- [Written instruction]: Each line below should be retyped exactly, with no pictures.

####

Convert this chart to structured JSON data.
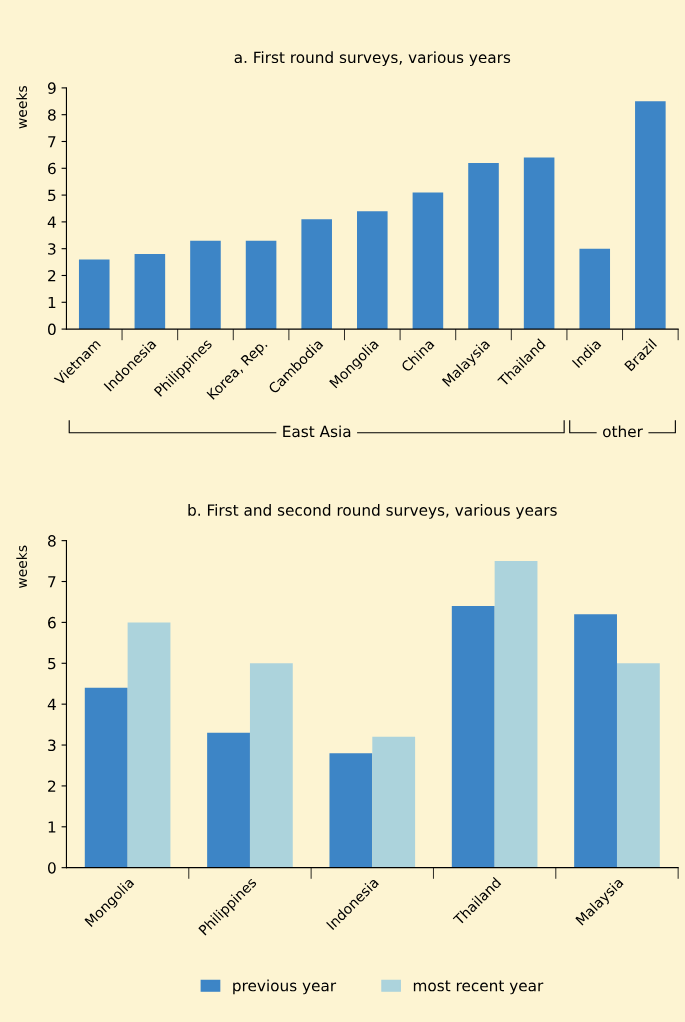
{
  "chart_data": [
    {
      "type": "bar",
      "title": "a. First round surveys, various years",
      "ylabel": "weeks",
      "categories": [
        "Vietnam",
        "Indonesia",
        "Philippines",
        "Korea, Rep.",
        "Cambodia",
        "Mongolia",
        "China",
        "Malaysia",
        "Thailand",
        "India",
        "Brazil"
      ],
      "values": [
        2.6,
        2.8,
        3.3,
        3.3,
        4.1,
        4.4,
        5.1,
        6.2,
        6.4,
        3.0,
        8.5
      ],
      "color": "#3d85c6",
      "ylim": [
        0,
        9
      ],
      "yticks": [
        0,
        1,
        2,
        3,
        4,
        5,
        6,
        7,
        8,
        9
      ],
      "grid": false,
      "annotations": [
        "East Asia",
        "other"
      ]
    },
    {
      "type": "bar",
      "title": "b. First and second round surveys, various years",
      "ylabel": "weeks",
      "categories": [
        "Mongolia",
        "Philippines",
        "Indonesia",
        "Thailand",
        "Malaysia"
      ],
      "series": [
        {
          "name": "previous year",
          "color": "#3d85c6",
          "values": [
            4.4,
            3.3,
            2.8,
            6.4,
            6.2
          ]
        },
        {
          "name": "most recent year",
          "color": "#acd3dc",
          "values": [
            6.0,
            5.0,
            3.2,
            7.5,
            5.0
          ]
        }
      ],
      "ylim": [
        0,
        8
      ],
      "yticks": [
        0,
        1,
        2,
        3,
        4,
        5,
        6,
        7,
        8
      ],
      "grid": false,
      "legend": "bottom"
    }
  ]
}
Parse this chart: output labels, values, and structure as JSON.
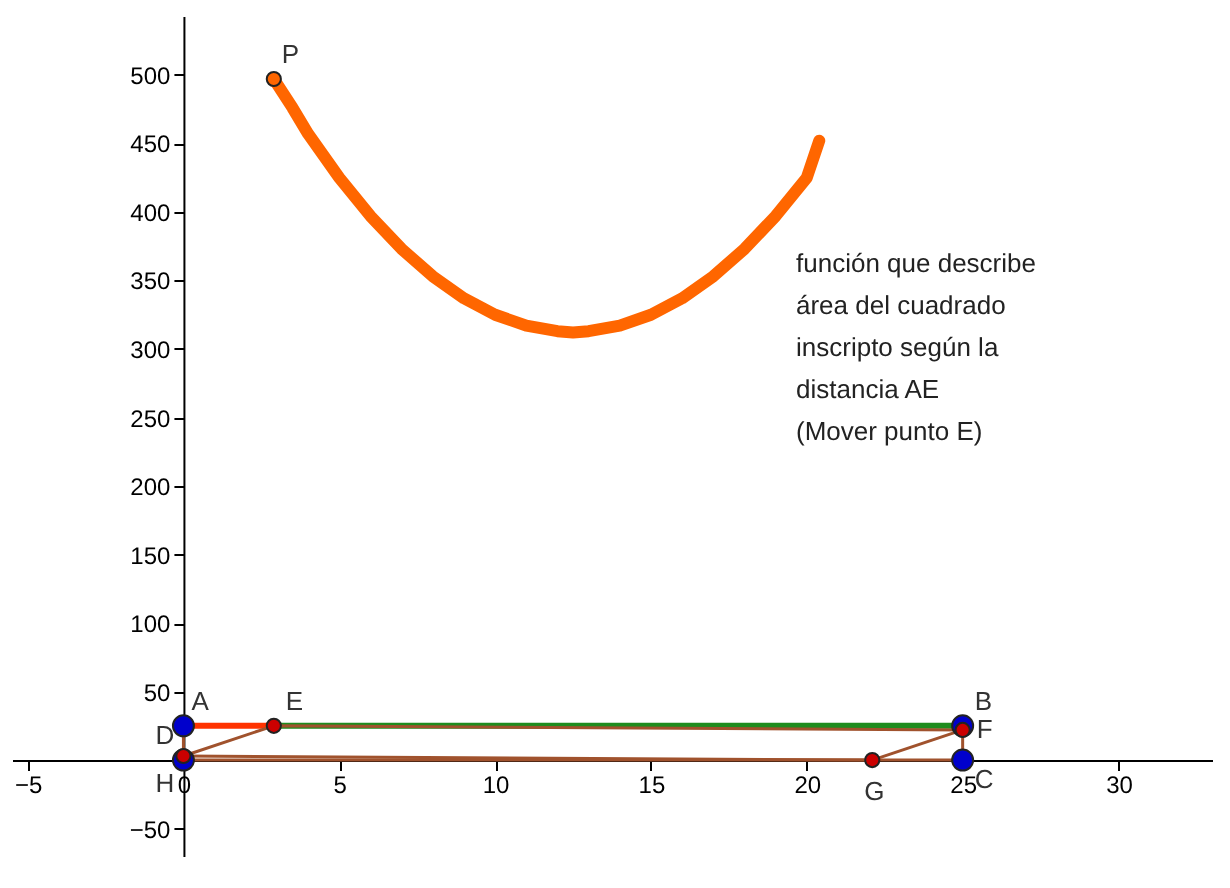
{
  "chart_data": {
    "type": "line",
    "annotations": [
      "función que describe",
      "área del cuadrado",
      "inscripto según la",
      "distancia AE",
      "(Mover punto E)",
      {
        "text": "P",
        "x": 2.9,
        "y": 497
      },
      {
        "text": "A",
        "x": 0,
        "y": 25
      },
      {
        "text": "B",
        "x": 25,
        "y": 25
      },
      {
        "text": "C",
        "x": 25,
        "y": 0
      },
      {
        "text": "D",
        "x": 0,
        "y": 0
      },
      {
        "text": "E",
        "x": 2.9,
        "y": 25
      },
      {
        "text": "F",
        "x": 25,
        "y": 22
      },
      {
        "text": "G",
        "x": 22.1,
        "y": 0
      },
      {
        "text": "H",
        "x": 0,
        "y": 3
      }
    ],
    "series": [
      {
        "color": "#ff6600",
        "x": [
          2.9,
          3.5,
          4,
          5,
          6,
          7,
          8,
          9,
          10,
          11,
          12,
          12.5,
          13,
          14,
          15,
          16,
          17,
          18,
          19,
          20,
          20.4
        ],
        "values": [
          497,
          476,
          457,
          425,
          397,
          373,
          353,
          337,
          325,
          317,
          313,
          312,
          313,
          317,
          325,
          337,
          353,
          373,
          397,
          425,
          452
        ]
      },
      {
        "color": "#ff3300",
        "x": [
          0,
          2.9
        ],
        "values": [
          25,
          25
        ]
      },
      {
        "color": "#1e8c1e",
        "x": [
          2.9,
          25
        ],
        "values": [
          25,
          25
        ]
      },
      {
        "color": "#a0522d",
        "x": [
          25,
          25,
          0,
          0
        ],
        "values": [
          25,
          0,
          0,
          25
        ]
      },
      {
        "color": "#a0522d",
        "x": [
          0,
          2.9,
          25
        ],
        "values": [
          3,
          25,
          22
        ]
      },
      {
        "color": "#a0522d",
        "x": [
          0,
          22.1,
          25
        ],
        "values": [
          3,
          0,
          22
        ]
      },
      {
        "type": "scatter",
        "marker": "circle",
        "color": "#0000cc",
        "x": [
          0,
          25,
          25,
          0
        ],
        "values": [
          25,
          25,
          0,
          0
        ]
      },
      {
        "type": "scatter",
        "marker": "circle",
        "color": "#cc0000",
        "x": [
          2.9,
          25,
          22.1,
          0
        ],
        "values": [
          25,
          22,
          0,
          3
        ]
      },
      {
        "type": "scatter",
        "marker": "circle",
        "color": "#ff6600",
        "x": [
          2.9
        ],
        "values": [
          497
        ]
      }
    ],
    "xlim": [
      -5.5,
      33
    ],
    "ylim": [
      -70,
      543
    ],
    "xticks": [
      -5,
      0,
      5,
      10,
      15,
      20,
      25,
      30
    ],
    "yticks": [
      -50,
      50,
      100,
      150,
      200,
      250,
      300,
      350,
      400,
      450,
      500
    ],
    "grid": false
  }
}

####

- [Task answer]:
Convert this chart to structured JSON data.
{
  "chart_data": [
    {
      "type": "bar",
      "title": "a. First round surveys, various years",
      "ylabel": "weeks",
      "categories": [
        "Vietnam",
        "Indonesia",
        "Philippines",
        "Korea, Rep.",
        "Cambodia",
        "Mongolia",
        "China",
        "Malaysia",
        "Thailand",
        "India",
        "Brazil"
      ],
      "values": [
        2.6,
        2.8,
        3.3,
        3.3,
        4.1,
        4.4,
        5.1,
        6.2,
        6.4,
        3.0,
        8.5
      ],
      "color": "#3d85c6",
      "ylim": [
        0,
        9
      ],
      "yticks": [
        0,
        1,
        2,
        3,
        4,
        5,
        6,
        7,
        8,
        9
      ],
      "grid": false,
      "annotations": [
        "East Asia",
        "other"
      ]
    },
    {
      "type": "bar",
      "title": "b. First and second round surveys, various years",
      "ylabel": "weeks",
      "categories": [
        "Mongolia",
        "Philippines",
        "Indonesia",
        "Thailand",
        "Malaysia"
      ],
      "series": [
        {
          "name": "previous year",
          "color": "#3d85c6",
          "values": [
            4.4,
            3.3,
            2.8,
            6.4,
            6.2
          ]
        },
        {
          "name": "most recent year",
          "color": "#acd3dc",
          "values": [
            6.0,
            5.0,
            3.2,
            7.5,
            5.0
          ]
        }
      ],
      "ylim": [
        0,
        8
      ],
      "yticks": [
        0,
        1,
        2,
        3,
        4,
        5,
        6,
        7,
        8
      ],
      "grid": false,
      "legend": "bottom"
    }
  ]
}
Parse this chart: output labels, values, and structure as JSON.
{
  "chart_data": {
    "type": "line",
    "annotations": [
      "función que describe",
      "área del cuadrado",
      "inscripto según la",
      "distancia AE",
      "(Mover punto E)",
      {
        "text": "P",
        "x": 2.9,
        "y": 497
      },
      {
        "text": "A",
        "x": 0,
        "y": 25
      },
      {
        "text": "B",
        "x": 25,
        "y": 25
      },
      {
        "text": "C",
        "x": 25,
        "y": 0
      },
      {
        "text": "D",
        "x": 0,
        "y": 0
      },
      {
        "text": "E",
        "x": 2.9,
        "y": 25
      },
      {
        "text": "F",
        "x": 25,
        "y": 22
      },
      {
        "text": "G",
        "x": 22.1,
        "y": 0
      },
      {
        "text": "H",
        "x": 0,
        "y": 3
      }
    ],
    "series": [
      {
        "color": "#ff6600",
        "x": [
          2.9,
          3.5,
          4,
          5,
          6,
          7,
          8,
          9,
          10,
          11,
          12,
          12.5,
          13,
          14,
          15,
          16,
          17,
          18,
          19,
          20,
          20.4
        ],
        "values": [
          497,
          476,
          457,
          425,
          397,
          373,
          353,
          337,
          325,
          317,
          313,
          312,
          313,
          317,
          325,
          337,
          353,
          373,
          397,
          425,
          452
        ]
      },
      {
        "color": "#ff3300",
        "x": [
          0,
          2.9
        ],
        "values": [
          25,
          25
        ]
      },
      {
        "color": "#1e8c1e",
        "x": [
          2.9,
          25
        ],
        "values": [
          25,
          25
        ]
      },
      {
        "color": "#a0522d",
        "x": [
          25,
          25,
          0,
          0
        ],
        "values": [
          25,
          0,
          0,
          25
        ]
      },
      {
        "color": "#a0522d",
        "x": [
          0,
          2.9,
          25
        ],
        "values": [
          3,
          25,
          22
        ]
      },
      {
        "color": "#a0522d",
        "x": [
          0,
          22.1,
          25
        ],
        "values": [
          3,
          0,
          22
        ]
      },
      {
        "type": "scatter",
        "marker": "circle",
        "color": "#0000cc",
        "x": [
          0,
          25,
          25,
          0
        ],
        "values": [
          25,
          25,
          0,
          0
        ]
      },
      {
        "type": "scatter",
        "marker": "circle",
        "color": "#cc0000",
        "x": [
          2.9,
          25,
          22.1,
          0
        ],
        "values": [
          25,
          22,
          0,
          3
        ]
      },
      {
        "type": "scatter",
        "marker": "circle",
        "color": "#ff6600",
        "x": [
          2.9
        ],
        "values": [
          497
        ]
      }
    ],
    "xlim": [
      -5.5,
      33
    ],
    "ylim": [
      -70,
      543
    ],
    "xticks": [
      -5,
      0,
      5,
      10,
      15,
      20,
      25,
      30
    ],
    "yticks": [
      -50,
      50,
      100,
      150,
      200,
      250,
      300,
      350,
      400,
      450,
      500
    ],
    "grid": false
  }
}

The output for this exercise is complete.